Collected data
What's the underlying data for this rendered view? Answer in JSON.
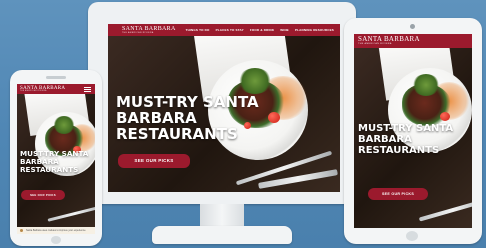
{
  "site": {
    "logo": "SANTA BARBARA",
    "tagline": "THE AMERICAN RIVIERA",
    "nav": [
      "THINGS TO DO",
      "PLACES TO STAY",
      "FOOD & DRINK",
      "WINE",
      "PLANNING RESOURCES"
    ],
    "hero_title_lines": [
      "MUST-TRY SANTA",
      "BARBARA",
      "RESTAURANTS"
    ],
    "cta_label": "SEE OUR PICKS"
  },
  "cookie_notice": "Santa Barbara uses cookies to improve your experience.",
  "colors": {
    "brand": "#9b1a2d",
    "background": "#5a8fbb",
    "device_frame": "#f3f5f6"
  }
}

» **Exercise**
Leave out every picture and copy the rest of the records exactly.

» **Written response**
What's the underlying data for this rendered view? Answer in JSON.
{
  "site": {
    "logo": "SANTA BARBARA",
    "tagline": "THE AMERICAN RIVIERA",
    "nav": [
      "THINGS TO DO",
      "PLACES TO STAY",
      "FOOD & DRINK",
      "WINE",
      "PLANNING RESOURCES"
    ],
    "hero_title_lines": [
      "MUST-TRY SANTA",
      "BARBARA",
      "RESTAURANTS"
    ],
    "cta_label": "SEE OUR PICKS"
  },
  "cookie_notice": "Santa Barbara uses cookies to improve your experience.",
  "colors": {
    "brand": "#9b1a2d",
    "background": "#5a8fbb",
    "device_frame": "#f3f5f6"
  }
}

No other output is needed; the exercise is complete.